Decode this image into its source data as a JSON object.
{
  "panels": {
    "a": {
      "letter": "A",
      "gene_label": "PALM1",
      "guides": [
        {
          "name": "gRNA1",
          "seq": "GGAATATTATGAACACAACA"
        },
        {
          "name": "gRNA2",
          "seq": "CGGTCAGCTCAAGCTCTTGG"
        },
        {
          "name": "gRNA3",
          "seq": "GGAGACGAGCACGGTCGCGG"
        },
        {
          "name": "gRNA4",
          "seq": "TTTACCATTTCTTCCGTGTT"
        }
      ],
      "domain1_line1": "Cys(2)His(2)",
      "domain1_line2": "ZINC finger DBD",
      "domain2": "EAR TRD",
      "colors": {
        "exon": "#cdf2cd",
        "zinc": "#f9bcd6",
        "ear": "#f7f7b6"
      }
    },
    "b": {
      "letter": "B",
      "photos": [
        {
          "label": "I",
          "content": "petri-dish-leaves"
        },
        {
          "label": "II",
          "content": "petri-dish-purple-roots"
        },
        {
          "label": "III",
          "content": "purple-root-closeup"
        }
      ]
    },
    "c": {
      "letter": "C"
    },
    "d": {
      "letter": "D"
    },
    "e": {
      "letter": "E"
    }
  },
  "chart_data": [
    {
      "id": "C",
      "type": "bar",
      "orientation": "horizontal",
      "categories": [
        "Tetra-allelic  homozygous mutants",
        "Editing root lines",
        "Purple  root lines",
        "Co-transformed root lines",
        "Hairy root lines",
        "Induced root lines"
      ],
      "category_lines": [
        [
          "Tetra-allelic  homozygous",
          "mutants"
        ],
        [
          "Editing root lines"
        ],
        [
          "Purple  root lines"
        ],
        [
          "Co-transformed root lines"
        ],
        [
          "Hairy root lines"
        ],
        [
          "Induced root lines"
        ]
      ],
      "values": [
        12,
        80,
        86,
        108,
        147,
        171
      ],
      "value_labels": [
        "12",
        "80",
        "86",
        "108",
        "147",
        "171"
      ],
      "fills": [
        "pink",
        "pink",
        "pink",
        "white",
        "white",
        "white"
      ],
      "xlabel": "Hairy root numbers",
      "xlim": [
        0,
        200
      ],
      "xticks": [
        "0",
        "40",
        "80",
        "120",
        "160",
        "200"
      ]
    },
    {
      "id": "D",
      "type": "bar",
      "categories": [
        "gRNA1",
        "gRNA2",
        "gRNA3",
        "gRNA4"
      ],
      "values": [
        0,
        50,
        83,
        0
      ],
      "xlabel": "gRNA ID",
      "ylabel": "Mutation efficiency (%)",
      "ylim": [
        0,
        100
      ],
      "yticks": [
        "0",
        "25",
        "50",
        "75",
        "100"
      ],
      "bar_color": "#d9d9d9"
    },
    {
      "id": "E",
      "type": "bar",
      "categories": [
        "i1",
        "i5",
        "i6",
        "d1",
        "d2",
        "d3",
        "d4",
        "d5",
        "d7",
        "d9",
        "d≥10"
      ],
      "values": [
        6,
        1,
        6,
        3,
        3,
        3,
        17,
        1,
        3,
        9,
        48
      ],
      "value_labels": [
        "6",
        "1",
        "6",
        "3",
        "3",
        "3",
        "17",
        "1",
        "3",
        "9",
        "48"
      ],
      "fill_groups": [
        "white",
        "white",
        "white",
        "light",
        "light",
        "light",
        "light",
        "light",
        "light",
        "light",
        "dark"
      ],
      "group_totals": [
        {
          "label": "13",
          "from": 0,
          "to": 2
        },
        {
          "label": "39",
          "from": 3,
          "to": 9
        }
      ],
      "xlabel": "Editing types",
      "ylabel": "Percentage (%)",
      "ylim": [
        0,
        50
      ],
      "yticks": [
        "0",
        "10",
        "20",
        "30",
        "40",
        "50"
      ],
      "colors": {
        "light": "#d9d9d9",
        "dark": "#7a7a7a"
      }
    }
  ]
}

__________________________________________________

(WHAT YOU NEED TO DO)
Print the material verbatim, all of it.

(SOLUTION TO THIS PROBLEM)
Decode this image into its source data as a JSON object.
{
  "panels": {
    "a": {
      "letter": "A",
      "gene_label": "PALM1",
      "guides": [
        {
          "name": "gRNA1",
          "seq": "GGAATATTATGAACACAACA"
        },
        {
          "name": "gRNA2",
          "seq": "CGGTCAGCTCAAGCTCTTGG"
        },
        {
          "name": "gRNA3",
          "seq": "GGAGACGAGCACGGTCGCGG"
        },
        {
          "name": "gRNA4",
          "seq": "TTTACCATTTCTTCCGTGTT"
        }
      ],
      "domain1_line1": "Cys(2)His(2)",
      "domain1_line2": "ZINC finger DBD",
      "domain2": "EAR TRD",
      "colors": {
        "exon": "#cdf2cd",
        "zinc": "#f9bcd6",
        "ear": "#f7f7b6"
      }
    },
    "b": {
      "letter": "B",
      "photos": [
        {
          "label": "I",
          "content": "petri-dish-leaves"
        },
        {
          "label": "II",
          "content": "petri-dish-purple-roots"
        },
        {
          "label": "III",
          "content": "purple-root-closeup"
        }
      ]
    },
    "c": {
      "letter": "C"
    },
    "d": {
      "letter": "D"
    },
    "e": {
      "letter": "E"
    }
  },
  "chart_data": [
    {
      "id": "C",
      "type": "bar",
      "orientation": "horizontal",
      "categories": [
        "Tetra-allelic  homozygous mutants",
        "Editing root lines",
        "Purple  root lines",
        "Co-transformed root lines",
        "Hairy root lines",
        "Induced root lines"
      ],
      "category_lines": [
        [
          "Tetra-allelic  homozygous",
          "mutants"
        ],
        [
          "Editing root lines"
        ],
        [
          "Purple  root lines"
        ],
        [
          "Co-transformed root lines"
        ],
        [
          "Hairy root lines"
        ],
        [
          "Induced root lines"
        ]
      ],
      "values": [
        12,
        80,
        86,
        108,
        147,
        171
      ],
      "value_labels": [
        "12",
        "80",
        "86",
        "108",
        "147",
        "171"
      ],
      "fills": [
        "pink",
        "pink",
        "pink",
        "white",
        "white",
        "white"
      ],
      "xlabel": "Hairy root numbers",
      "xlim": [
        0,
        200
      ],
      "xticks": [
        "0",
        "40",
        "80",
        "120",
        "160",
        "200"
      ]
    },
    {
      "id": "D",
      "type": "bar",
      "categories": [
        "gRNA1",
        "gRNA2",
        "gRNA3",
        "gRNA4"
      ],
      "values": [
        0,
        50,
        83,
        0
      ],
      "xlabel": "gRNA ID",
      "ylabel": "Mutation efficiency (%)",
      "ylim": [
        0,
        100
      ],
      "yticks": [
        "0",
        "25",
        "50",
        "75",
        "100"
      ],
      "bar_color": "#d9d9d9"
    },
    {
      "id": "E",
      "type": "bar",
      "categories": [
        "i1",
        "i5",
        "i6",
        "d1",
        "d2",
        "d3",
        "d4",
        "d5",
        "d7",
        "d9",
        "d≥10"
      ],
      "values": [
        6,
        1,
        6,
        3,
        3,
        3,
        17,
        1,
        3,
        9,
        48
      ],
      "value_labels": [
        "6",
        "1",
        "6",
        "3",
        "3",
        "3",
        "17",
        "1",
        "3",
        "9",
        "48"
      ],
      "fill_groups": [
        "white",
        "white",
        "white",
        "light",
        "light",
        "light",
        "light",
        "light",
        "light",
        "light",
        "dark"
      ],
      "group_totals": [
        {
          "label": "13",
          "from": 0,
          "to": 2
        },
        {
          "label": "39",
          "from": 3,
          "to": 9
        }
      ],
      "xlabel": "Editing types",
      "ylabel": "Percentage (%)",
      "ylim": [
        0,
        50
      ],
      "yticks": [
        "0",
        "10",
        "20",
        "30",
        "40",
        "50"
      ],
      "colors": {
        "light": "#d9d9d9",
        "dark": "#7a7a7a"
      }
    }
  ]
}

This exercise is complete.